Requirement
Leave the pictures out, and retype all of the material exactly as written.

═════ Task input ═════

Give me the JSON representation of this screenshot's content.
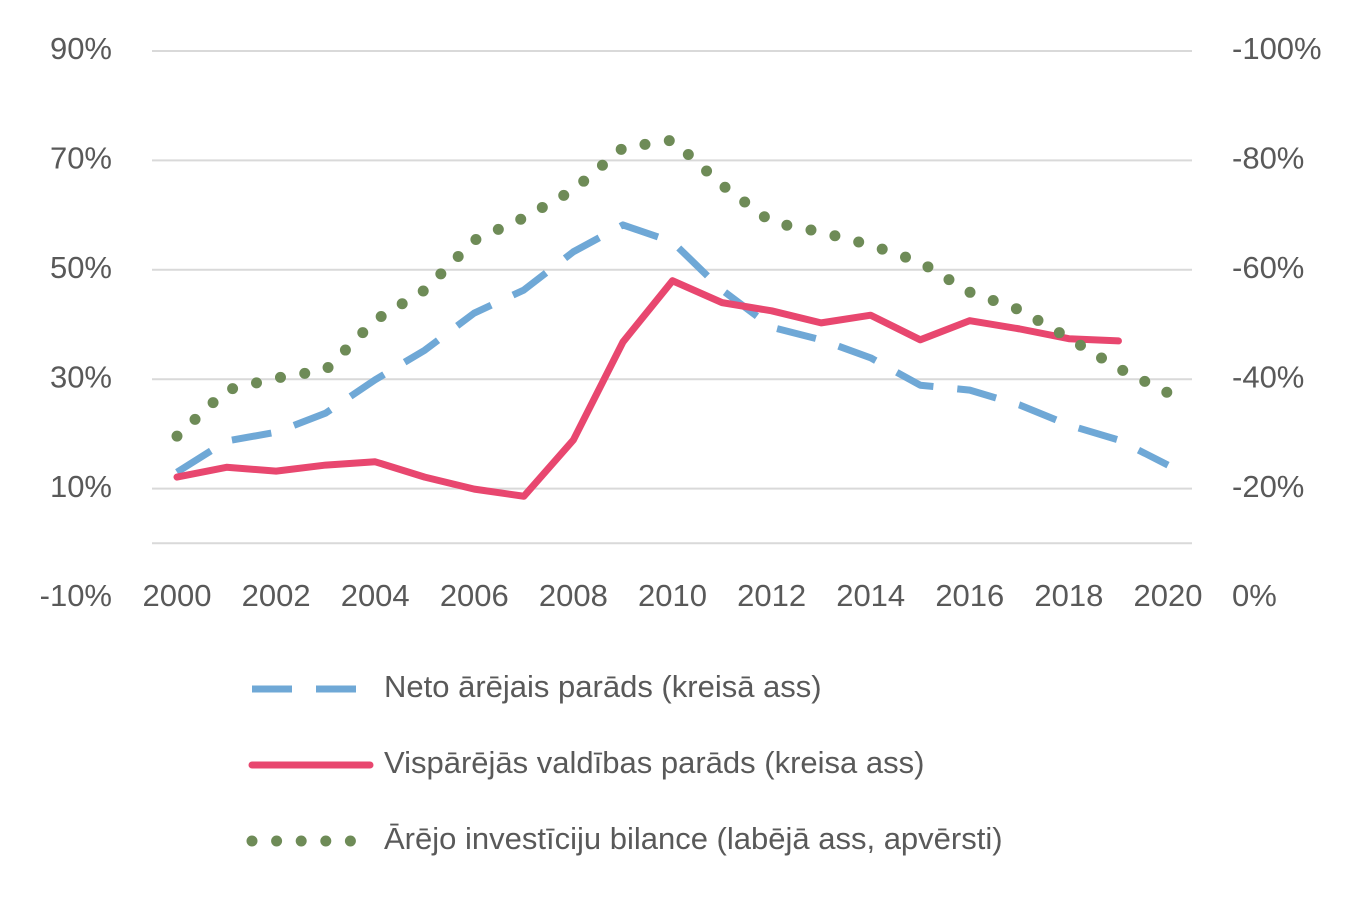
{
  "chart_data": {
    "type": "line",
    "x": [
      2000,
      2001,
      2002,
      2003,
      2004,
      2005,
      2006,
      2007,
      2008,
      2009,
      2010,
      2011,
      2012,
      2013,
      2014,
      2015,
      2016,
      2017,
      2018,
      2019,
      2020
    ],
    "xlim": [
      2000,
      2020
    ],
    "xticks": [
      2000,
      2002,
      2004,
      2006,
      2008,
      2010,
      2012,
      2014,
      2016,
      2018,
      2020
    ],
    "ylim": [
      -10,
      90
    ],
    "yticks": [
      {
        "value": -10,
        "label": "-10%"
      },
      {
        "value": 10,
        "label": "10%"
      },
      {
        "value": 30,
        "label": "30%"
      },
      {
        "value": 50,
        "label": "50%"
      },
      {
        "value": 70,
        "label": "70%"
      },
      {
        "value": 90,
        "label": "90%"
      }
    ],
    "y2lim": [
      0,
      -100
    ],
    "y2ticks": [
      {
        "value": 0,
        "label": "0%"
      },
      {
        "value": -20,
        "label": "-20%"
      },
      {
        "value": -40,
        "label": "-40%"
      },
      {
        "value": -60,
        "label": "-60%"
      },
      {
        "value": -80,
        "label": "-80%"
      },
      {
        "value": -100,
        "label": "-100%"
      }
    ],
    "grid": true,
    "legend": "bottom",
    "series": [
      {
        "name": "Neto ārējais parāds (kreisā ass)",
        "color": "#6fa8d6",
        "style": "dashed",
        "values": [
          13.0,
          18.7,
          20.3,
          23.8,
          29.9,
          35.3,
          42.1,
          46.3,
          53.3,
          58.2,
          55.1,
          46.3,
          39.5,
          37.2,
          33.9,
          28.9,
          28.0,
          25.3,
          21.6,
          18.9,
          14.3
        ]
      },
      {
        "name": "Vispārējās valdības parāds (kreisa ass)",
        "color": "#e8476f",
        "style": "solid",
        "values": [
          12.1,
          13.9,
          13.2,
          14.3,
          14.9,
          12.1,
          9.9,
          8.6,
          18.9,
          36.8,
          48.0,
          44.0,
          42.5,
          40.3,
          41.7,
          37.2,
          40.7,
          39.2,
          37.4,
          37.0,
          null
        ]
      },
      {
        "name": "Ārējo investīciju bilance (labējā ass, apvērsti)",
        "color": "#6e8b57",
        "style": "dotted",
        "axis": "y2",
        "values": [
          -29.6,
          -38.0,
          -40.2,
          -41.7,
          -50.8,
          -56.3,
          -65.4,
          -69.5,
          -74.6,
          -82.3,
          -83.7,
          -75.5,
          -68.7,
          -66.9,
          -64.5,
          -61.4,
          -55.9,
          -52.7,
          -47.5,
          -42.0,
          -37.5
        ]
      }
    ]
  }
}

═════

Solved problem
Give me the JSON representation of this screenshot's content.
{
  "chart_data": {
    "type": "line",
    "x": [
      2000,
      2001,
      2002,
      2003,
      2004,
      2005,
      2006,
      2007,
      2008,
      2009,
      2010,
      2011,
      2012,
      2013,
      2014,
      2015,
      2016,
      2017,
      2018,
      2019,
      2020
    ],
    "xlim": [
      2000,
      2020
    ],
    "xticks": [
      2000,
      2002,
      2004,
      2006,
      2008,
      2010,
      2012,
      2014,
      2016,
      2018,
      2020
    ],
    "ylim": [
      -10,
      90
    ],
    "yticks": [
      {
        "value": -10,
        "label": "-10%"
      },
      {
        "value": 10,
        "label": "10%"
      },
      {
        "value": 30,
        "label": "30%"
      },
      {
        "value": 50,
        "label": "50%"
      },
      {
        "value": 70,
        "label": "70%"
      },
      {
        "value": 90,
        "label": "90%"
      }
    ],
    "y2lim": [
      0,
      -100
    ],
    "y2ticks": [
      {
        "value": 0,
        "label": "0%"
      },
      {
        "value": -20,
        "label": "-20%"
      },
      {
        "value": -40,
        "label": "-40%"
      },
      {
        "value": -60,
        "label": "-60%"
      },
      {
        "value": -80,
        "label": "-80%"
      },
      {
        "value": -100,
        "label": "-100%"
      }
    ],
    "grid": true,
    "legend": "bottom",
    "series": [
      {
        "name": "Neto ārējais parāds (kreisā ass)",
        "color": "#6fa8d6",
        "style": "dashed",
        "values": [
          13.0,
          18.7,
          20.3,
          23.8,
          29.9,
          35.3,
          42.1,
          46.3,
          53.3,
          58.2,
          55.1,
          46.3,
          39.5,
          37.2,
          33.9,
          28.9,
          28.0,
          25.3,
          21.6,
          18.9,
          14.3
        ]
      },
      {
        "name": "Vispārējās valdības parāds (kreisa ass)",
        "color": "#e8476f",
        "style": "solid",
        "values": [
          12.1,
          13.9,
          13.2,
          14.3,
          14.9,
          12.1,
          9.9,
          8.6,
          18.9,
          36.8,
          48.0,
          44.0,
          42.5,
          40.3,
          41.7,
          37.2,
          40.7,
          39.2,
          37.4,
          37.0,
          null
        ]
      },
      {
        "name": "Ārējo investīciju bilance (labējā ass, apvērsti)",
        "color": "#6e8b57",
        "style": "dotted",
        "axis": "y2",
        "values": [
          -29.6,
          -38.0,
          -40.2,
          -41.7,
          -50.8,
          -56.3,
          -65.4,
          -69.5,
          -74.6,
          -82.3,
          -83.7,
          -75.5,
          -68.7,
          -66.9,
          -64.5,
          -61.4,
          -55.9,
          -52.7,
          -47.5,
          -42.0,
          -37.5
        ]
      }
    ]
  }
}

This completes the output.